**WHAT IS BEING ASKED**
Gather all lines with "dosya" from the records.

**Source data**
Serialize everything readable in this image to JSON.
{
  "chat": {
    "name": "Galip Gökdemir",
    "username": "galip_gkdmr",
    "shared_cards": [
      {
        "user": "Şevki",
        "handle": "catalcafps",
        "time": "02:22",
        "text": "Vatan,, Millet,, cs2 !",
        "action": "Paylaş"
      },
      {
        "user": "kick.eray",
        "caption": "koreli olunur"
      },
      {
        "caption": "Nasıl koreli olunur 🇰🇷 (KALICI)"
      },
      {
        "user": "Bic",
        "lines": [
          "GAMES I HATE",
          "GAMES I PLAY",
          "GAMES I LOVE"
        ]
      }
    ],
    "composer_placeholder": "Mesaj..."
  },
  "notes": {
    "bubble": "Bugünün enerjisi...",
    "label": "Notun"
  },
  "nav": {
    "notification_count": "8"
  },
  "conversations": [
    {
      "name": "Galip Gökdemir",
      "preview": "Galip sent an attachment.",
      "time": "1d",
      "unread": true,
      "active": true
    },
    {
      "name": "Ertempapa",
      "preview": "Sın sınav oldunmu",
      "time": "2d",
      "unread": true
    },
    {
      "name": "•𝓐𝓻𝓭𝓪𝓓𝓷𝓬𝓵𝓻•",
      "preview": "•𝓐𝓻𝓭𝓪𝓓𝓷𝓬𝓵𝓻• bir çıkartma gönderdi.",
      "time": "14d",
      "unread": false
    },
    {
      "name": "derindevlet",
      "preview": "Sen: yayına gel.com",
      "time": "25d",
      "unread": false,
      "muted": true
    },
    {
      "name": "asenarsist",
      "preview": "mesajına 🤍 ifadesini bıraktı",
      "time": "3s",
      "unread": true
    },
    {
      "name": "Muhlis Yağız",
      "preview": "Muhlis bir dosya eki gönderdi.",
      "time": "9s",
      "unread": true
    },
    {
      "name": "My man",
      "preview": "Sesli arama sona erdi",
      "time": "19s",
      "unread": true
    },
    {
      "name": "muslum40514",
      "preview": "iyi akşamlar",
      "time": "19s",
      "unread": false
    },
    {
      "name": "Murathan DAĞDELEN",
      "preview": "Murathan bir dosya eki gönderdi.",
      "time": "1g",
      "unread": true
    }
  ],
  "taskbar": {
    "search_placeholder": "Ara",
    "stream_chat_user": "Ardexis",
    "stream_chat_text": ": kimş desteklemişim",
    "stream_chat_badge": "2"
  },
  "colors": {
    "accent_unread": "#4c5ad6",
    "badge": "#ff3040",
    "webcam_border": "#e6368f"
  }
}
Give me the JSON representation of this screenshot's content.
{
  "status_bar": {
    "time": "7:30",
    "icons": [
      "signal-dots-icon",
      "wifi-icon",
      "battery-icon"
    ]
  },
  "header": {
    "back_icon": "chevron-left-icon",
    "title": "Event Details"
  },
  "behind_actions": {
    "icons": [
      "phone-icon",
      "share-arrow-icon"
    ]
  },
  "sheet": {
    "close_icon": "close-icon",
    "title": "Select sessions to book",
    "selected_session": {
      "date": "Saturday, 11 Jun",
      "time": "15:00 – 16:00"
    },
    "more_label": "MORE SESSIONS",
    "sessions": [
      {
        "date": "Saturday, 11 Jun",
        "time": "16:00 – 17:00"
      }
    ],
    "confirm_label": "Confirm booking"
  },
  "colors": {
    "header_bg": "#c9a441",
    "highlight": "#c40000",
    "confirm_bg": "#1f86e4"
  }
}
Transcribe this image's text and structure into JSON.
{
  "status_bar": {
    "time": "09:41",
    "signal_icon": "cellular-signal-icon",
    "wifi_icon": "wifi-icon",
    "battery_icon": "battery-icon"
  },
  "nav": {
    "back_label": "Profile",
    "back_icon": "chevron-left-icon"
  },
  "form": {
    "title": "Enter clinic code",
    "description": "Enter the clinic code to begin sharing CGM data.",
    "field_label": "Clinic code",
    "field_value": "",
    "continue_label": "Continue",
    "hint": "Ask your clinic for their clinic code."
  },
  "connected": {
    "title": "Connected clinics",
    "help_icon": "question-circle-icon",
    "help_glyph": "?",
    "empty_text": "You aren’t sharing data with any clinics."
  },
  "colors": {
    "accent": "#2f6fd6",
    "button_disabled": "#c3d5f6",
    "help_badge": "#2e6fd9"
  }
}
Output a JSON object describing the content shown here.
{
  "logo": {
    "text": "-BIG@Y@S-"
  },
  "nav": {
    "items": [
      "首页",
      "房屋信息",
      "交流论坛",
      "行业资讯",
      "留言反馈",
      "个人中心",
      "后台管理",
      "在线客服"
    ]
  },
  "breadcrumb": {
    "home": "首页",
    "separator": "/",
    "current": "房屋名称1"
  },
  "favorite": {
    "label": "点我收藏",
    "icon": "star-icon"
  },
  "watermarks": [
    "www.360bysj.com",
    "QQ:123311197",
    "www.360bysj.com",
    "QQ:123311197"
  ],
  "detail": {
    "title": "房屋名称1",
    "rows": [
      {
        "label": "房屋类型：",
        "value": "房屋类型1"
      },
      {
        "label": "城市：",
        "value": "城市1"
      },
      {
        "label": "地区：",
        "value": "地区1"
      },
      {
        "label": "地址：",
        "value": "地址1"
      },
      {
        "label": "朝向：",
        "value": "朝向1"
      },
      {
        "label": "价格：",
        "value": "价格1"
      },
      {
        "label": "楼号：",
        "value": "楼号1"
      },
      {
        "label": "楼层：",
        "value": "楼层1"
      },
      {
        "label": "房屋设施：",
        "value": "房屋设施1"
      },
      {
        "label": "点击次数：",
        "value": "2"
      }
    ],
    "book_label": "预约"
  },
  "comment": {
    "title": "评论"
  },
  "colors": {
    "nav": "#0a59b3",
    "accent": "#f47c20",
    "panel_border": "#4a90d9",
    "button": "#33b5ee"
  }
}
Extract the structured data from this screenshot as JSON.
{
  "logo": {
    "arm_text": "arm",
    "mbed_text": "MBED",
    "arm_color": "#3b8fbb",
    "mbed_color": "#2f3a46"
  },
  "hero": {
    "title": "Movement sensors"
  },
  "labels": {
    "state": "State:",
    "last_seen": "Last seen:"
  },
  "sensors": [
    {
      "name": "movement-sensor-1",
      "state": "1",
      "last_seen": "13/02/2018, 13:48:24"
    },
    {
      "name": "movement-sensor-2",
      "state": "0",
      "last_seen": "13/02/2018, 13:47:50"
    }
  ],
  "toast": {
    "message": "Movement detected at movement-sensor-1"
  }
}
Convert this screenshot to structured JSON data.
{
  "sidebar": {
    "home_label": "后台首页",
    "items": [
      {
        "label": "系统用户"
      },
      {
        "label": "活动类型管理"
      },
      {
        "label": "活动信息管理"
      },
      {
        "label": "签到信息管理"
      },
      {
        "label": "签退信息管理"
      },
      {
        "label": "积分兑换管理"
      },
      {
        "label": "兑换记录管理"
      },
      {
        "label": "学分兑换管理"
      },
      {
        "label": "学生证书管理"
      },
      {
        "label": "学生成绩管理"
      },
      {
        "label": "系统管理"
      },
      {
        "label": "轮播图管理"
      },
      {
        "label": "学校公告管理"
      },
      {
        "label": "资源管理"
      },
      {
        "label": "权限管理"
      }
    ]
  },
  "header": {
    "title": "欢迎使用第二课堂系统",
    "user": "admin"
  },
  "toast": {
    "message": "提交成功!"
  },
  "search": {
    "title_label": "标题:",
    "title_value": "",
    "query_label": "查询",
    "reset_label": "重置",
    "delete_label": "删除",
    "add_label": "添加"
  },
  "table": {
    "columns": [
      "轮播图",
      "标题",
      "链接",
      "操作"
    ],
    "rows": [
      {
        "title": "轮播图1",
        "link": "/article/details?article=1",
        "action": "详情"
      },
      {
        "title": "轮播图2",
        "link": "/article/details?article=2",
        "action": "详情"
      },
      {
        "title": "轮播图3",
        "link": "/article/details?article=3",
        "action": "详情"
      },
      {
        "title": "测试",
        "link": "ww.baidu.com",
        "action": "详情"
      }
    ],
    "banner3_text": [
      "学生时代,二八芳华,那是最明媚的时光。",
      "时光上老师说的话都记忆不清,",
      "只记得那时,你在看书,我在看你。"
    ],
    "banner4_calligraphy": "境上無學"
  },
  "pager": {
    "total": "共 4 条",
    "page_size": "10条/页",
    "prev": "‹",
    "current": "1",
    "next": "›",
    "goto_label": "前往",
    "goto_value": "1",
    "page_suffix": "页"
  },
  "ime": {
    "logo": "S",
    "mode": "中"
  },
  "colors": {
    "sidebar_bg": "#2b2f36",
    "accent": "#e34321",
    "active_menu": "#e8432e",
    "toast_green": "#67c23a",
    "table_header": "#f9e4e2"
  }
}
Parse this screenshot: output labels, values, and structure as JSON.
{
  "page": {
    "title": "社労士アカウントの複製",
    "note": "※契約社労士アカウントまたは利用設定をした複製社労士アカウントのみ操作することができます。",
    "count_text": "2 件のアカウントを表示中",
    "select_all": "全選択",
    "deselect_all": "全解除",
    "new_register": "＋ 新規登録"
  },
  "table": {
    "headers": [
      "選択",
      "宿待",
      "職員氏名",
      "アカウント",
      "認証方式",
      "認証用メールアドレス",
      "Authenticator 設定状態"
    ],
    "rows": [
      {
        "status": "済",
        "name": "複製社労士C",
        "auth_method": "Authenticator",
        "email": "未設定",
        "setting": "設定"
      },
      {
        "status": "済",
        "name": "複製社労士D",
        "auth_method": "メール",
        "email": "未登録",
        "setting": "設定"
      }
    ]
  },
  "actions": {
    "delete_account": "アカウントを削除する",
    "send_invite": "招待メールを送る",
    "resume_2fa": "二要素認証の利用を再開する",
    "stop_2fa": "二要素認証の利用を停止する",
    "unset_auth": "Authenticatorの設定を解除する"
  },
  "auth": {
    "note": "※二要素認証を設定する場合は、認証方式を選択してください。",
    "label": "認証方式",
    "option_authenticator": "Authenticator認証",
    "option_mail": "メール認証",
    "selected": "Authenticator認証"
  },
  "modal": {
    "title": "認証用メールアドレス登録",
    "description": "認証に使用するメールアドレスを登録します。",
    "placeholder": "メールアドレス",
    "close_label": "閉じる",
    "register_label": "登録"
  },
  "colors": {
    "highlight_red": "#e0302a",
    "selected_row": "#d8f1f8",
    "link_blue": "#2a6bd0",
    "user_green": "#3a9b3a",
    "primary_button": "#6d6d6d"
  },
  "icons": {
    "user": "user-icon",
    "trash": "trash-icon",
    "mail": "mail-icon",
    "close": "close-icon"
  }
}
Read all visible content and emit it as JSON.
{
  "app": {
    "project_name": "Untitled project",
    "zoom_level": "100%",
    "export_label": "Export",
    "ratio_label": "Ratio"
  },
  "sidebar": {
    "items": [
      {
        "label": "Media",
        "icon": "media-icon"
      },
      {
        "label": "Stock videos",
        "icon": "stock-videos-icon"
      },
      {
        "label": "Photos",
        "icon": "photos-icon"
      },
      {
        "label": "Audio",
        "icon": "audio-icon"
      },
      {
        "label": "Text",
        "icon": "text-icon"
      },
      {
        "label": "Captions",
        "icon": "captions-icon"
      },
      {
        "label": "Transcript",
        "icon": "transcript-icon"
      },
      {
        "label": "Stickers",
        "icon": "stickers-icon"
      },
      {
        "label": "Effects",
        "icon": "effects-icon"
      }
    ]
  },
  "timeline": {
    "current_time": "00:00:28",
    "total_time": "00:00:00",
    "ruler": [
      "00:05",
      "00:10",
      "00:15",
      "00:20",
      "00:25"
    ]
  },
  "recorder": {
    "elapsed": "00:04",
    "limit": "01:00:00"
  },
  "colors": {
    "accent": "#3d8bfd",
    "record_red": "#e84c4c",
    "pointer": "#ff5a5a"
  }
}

**COMPLETE RESPONSE**
      "preview": "Muhlis bir dosya eki gönderdi.",
      "preview": "Murathan bir dosya eki gönderdi.",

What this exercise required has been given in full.